── Task input ──
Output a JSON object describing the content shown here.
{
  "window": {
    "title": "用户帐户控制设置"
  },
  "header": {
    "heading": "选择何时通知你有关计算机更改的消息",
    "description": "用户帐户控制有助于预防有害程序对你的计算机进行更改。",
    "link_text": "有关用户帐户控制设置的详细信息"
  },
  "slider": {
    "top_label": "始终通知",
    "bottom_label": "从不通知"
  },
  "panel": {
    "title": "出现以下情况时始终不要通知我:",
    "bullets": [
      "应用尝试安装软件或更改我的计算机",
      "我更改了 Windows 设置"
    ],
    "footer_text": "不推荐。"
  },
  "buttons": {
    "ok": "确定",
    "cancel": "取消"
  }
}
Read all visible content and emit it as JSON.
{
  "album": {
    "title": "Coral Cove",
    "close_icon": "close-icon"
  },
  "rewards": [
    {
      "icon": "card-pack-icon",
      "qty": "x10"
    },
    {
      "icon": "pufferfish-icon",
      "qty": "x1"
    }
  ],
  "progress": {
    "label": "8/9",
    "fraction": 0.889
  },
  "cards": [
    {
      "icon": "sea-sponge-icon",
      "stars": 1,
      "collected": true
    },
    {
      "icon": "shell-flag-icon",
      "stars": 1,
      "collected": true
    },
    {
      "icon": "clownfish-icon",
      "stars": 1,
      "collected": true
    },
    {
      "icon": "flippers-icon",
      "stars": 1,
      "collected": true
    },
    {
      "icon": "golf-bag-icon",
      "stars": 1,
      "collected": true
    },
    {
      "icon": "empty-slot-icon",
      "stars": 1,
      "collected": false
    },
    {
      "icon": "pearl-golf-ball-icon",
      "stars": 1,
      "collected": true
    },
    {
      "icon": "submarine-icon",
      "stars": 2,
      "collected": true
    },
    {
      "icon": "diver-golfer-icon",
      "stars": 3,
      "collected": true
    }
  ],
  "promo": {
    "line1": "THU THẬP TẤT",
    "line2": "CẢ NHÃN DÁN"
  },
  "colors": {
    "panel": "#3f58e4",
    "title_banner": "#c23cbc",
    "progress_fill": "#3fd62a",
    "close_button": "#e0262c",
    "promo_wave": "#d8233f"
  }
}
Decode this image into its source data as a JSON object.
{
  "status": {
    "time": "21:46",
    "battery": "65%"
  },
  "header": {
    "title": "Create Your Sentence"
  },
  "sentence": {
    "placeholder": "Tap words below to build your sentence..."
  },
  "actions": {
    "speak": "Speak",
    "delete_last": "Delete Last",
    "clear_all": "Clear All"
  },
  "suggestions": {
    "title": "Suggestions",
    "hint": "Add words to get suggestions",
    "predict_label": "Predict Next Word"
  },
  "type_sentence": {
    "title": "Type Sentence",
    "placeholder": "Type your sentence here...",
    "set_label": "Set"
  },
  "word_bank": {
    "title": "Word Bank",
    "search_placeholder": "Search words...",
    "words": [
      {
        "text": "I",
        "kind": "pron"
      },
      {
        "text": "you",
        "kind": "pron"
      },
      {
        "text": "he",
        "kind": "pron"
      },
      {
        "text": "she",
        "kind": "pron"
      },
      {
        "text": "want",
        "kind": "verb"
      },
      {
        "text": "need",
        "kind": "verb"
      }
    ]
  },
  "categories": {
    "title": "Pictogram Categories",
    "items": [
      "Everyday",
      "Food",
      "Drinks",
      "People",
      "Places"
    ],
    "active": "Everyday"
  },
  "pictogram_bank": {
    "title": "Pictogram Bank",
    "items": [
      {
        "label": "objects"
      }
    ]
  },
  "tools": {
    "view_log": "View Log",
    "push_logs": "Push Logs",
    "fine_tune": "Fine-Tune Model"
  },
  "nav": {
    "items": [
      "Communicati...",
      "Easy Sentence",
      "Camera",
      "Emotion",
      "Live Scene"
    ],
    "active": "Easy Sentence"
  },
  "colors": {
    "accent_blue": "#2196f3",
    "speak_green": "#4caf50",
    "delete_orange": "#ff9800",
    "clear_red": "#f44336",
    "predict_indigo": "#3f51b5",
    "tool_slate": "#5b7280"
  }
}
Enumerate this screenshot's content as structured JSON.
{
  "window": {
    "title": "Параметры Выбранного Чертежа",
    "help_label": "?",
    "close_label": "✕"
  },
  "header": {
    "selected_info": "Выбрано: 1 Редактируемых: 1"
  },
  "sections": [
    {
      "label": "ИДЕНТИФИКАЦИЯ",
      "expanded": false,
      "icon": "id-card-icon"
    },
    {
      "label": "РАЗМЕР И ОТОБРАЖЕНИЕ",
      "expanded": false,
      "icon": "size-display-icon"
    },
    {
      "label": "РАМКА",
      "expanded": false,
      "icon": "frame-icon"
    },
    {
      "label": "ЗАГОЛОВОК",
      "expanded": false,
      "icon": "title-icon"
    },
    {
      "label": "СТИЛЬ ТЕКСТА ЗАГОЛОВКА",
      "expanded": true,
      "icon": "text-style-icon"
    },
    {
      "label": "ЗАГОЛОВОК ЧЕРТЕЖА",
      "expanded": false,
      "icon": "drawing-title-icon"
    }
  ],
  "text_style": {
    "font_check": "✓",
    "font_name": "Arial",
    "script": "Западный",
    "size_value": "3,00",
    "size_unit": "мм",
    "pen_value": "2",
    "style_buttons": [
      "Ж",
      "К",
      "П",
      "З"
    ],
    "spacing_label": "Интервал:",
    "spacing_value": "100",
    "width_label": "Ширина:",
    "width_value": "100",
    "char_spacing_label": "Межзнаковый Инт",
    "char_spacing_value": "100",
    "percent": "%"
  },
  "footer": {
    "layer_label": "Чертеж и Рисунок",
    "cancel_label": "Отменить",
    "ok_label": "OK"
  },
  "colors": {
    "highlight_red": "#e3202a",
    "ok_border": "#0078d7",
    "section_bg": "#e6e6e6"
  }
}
───
The records above should be returned exactly.

▸ **Reply**
Output a JSON object describing the content shown here.
{
  "window": {
    "title": "用户帐户控制设置"
  },
  "header": {
    "heading": "选择何时通知你有关计算机更改的消息",
    "description": "用户帐户控制有助于预防有害程序对你的计算机进行更改。",
    "link_text": "有关用户帐户控制设置的详细信息"
  },
  "slider": {
    "top_label": "始终通知",
    "bottom_label": "从不通知"
  },
  "panel": {
    "title": "出现以下情况时始终不要通知我:",
    "bullets": [
      "应用尝试安装软件或更改我的计算机",
      "我更改了 Windows 设置"
    ],
    "footer_text": "不推荐。"
  },
  "buttons": {
    "ok": "确定",
    "cancel": "取消"
  }
}
Read all visible content and emit it as JSON.
{
  "album": {
    "title": "Coral Cove",
    "close_icon": "close-icon"
  },
  "rewards": [
    {
      "icon": "card-pack-icon",
      "qty": "x10"
    },
    {
      "icon": "pufferfish-icon",
      "qty": "x1"
    }
  ],
  "progress": {
    "label": "8/9",
    "fraction": 0.889
  },
  "cards": [
    {
      "icon": "sea-sponge-icon",
      "stars": 1,
      "collected": true
    },
    {
      "icon": "shell-flag-icon",
      "stars": 1,
      "collected": true
    },
    {
      "icon": "clownfish-icon",
      "stars": 1,
      "collected": true
    },
    {
      "icon": "flippers-icon",
      "stars": 1,
      "collected": true
    },
    {
      "icon": "golf-bag-icon",
      "stars": 1,
      "collected": true
    },
    {
      "icon": "empty-slot-icon",
      "stars": 1,
      "collected": false
    },
    {
      "icon": "pearl-golf-ball-icon",
      "stars": 1,
      "collected": true
    },
    {
      "icon": "submarine-icon",
      "stars": 2,
      "collected": true
    },
    {
      "icon": "diver-golfer-icon",
      "stars": 3,
      "collected": true
    }
  ],
  "promo": {
    "line1": "THU THẬP TẤT",
    "line2": "CẢ NHÃN DÁN"
  },
  "colors": {
    "panel": "#3f58e4",
    "title_banner": "#c23cbc",
    "progress_fill": "#3fd62a",
    "close_button": "#e0262c",
    "promo_wave": "#d8233f"
  }
}
Decode this image into its source data as a JSON object.
{
  "status": {
    "time": "21:46",
    "battery": "65%"
  },
  "header": {
    "title": "Create Your Sentence"
  },
  "sentence": {
    "placeholder": "Tap words below to build your sentence..."
  },
  "actions": {
    "speak": "Speak",
    "delete_last": "Delete Last",
    "clear_all": "Clear All"
  },
  "suggestions": {
    "title": "Suggestions",
    "hint": "Add words to get suggestions",
    "predict_label": "Predict Next Word"
  },
  "type_sentence": {
    "title": "Type Sentence",
    "placeholder": "Type your sentence here...",
    "set_label": "Set"
  },
  "word_bank": {
    "title": "Word Bank",
    "search_placeholder": "Search words...",
    "words": [
      {
        "text": "I",
        "kind": "pron"
      },
      {
        "text": "you",
        "kind": "pron"
      },
      {
        "text": "he",
        "kind": "pron"
      },
      {
        "text": "she",
        "kind": "pron"
      },
      {
        "text": "want",
        "kind": "verb"
      },
      {
        "text": "need",
        "kind": "verb"
      }
    ]
  },
  "categories": {
    "title": "Pictogram Categories",
    "items": [
      "Everyday",
      "Food",
      "Drinks",
      "People",
      "Places"
    ],
    "active": "Everyday"
  },
  "pictogram_bank": {
    "title": "Pictogram Bank",
    "items": [
      {
        "label": "objects"
      }
    ]
  },
  "tools": {
    "view_log": "View Log",
    "push_logs": "Push Logs",
    "fine_tune": "Fine-Tune Model"
  },
  "nav": {
    "items": [
      "Communicati...",
      "Easy Sentence",
      "Camera",
      "Emotion",
      "Live Scene"
    ],
    "active": "Easy Sentence"
  },
  "colors": {
    "accent_blue": "#2196f3",
    "speak_green": "#4caf50",
    "delete_orange": "#ff9800",
    "clear_red": "#f44336",
    "predict_indigo": "#3f51b5",
    "tool_slate": "#5b7280"
  }
}
Enumerate this screenshot's content as structured JSON.
{
  "window": {
    "title": "Параметры Выбранного Чертежа",
    "help_label": "?",
    "close_label": "✕"
  },
  "header": {
    "selected_info": "Выбрано: 1 Редактируемых: 1"
  },
  "sections": [
    {
      "label": "ИДЕНТИФИКАЦИЯ",
      "expanded": false,
      "icon": "id-card-icon"
    },
    {
      "label": "РАЗМЕР И ОТОБРАЖЕНИЕ",
      "expanded": false,
      "icon": "size-display-icon"
    },
    {
      "label": "РАМКА",
      "expanded": false,
      "icon": "frame-icon"
    },
    {
      "label": "ЗАГОЛОВОК",
      "expanded": false,
      "icon": "title-icon"
    },
    {
      "label": "СТИЛЬ ТЕКСТА ЗАГОЛОВКА",
      "expanded": true,
      "icon": "text-style-icon"
    },
    {
      "label": "ЗАГОЛОВОК ЧЕРТЕЖА",
      "expanded": false,
      "icon": "drawing-title-icon"
    }
  ],
  "text_style": {
    "font_check": "✓",
    "font_name": "Arial",
    "script": "Западный",
    "size_value": "3,00",
    "size_unit": "мм",
    "pen_value": "2",
    "style_buttons": [
      "Ж",
      "К",
      "П",
      "З"
    ],
    "spacing_label": "Интервал:",
    "spacing_value": "100",
    "width_label": "Ширина:",
    "width_value": "100",
    "char_spacing_label": "Межзнаковый Инт",
    "char_spacing_value": "100",
    "percent": "%"
  },
  "footer": {
    "layer_label": "Чертеж и Рисунок",
    "cancel_label": "Отменить",
    "ok_label": "OK"
  },
  "colors": {
    "highlight_red": "#e3202a",
    "ok_border": "#0078d7",
    "section_bg": "#e6e6e6"
  }
}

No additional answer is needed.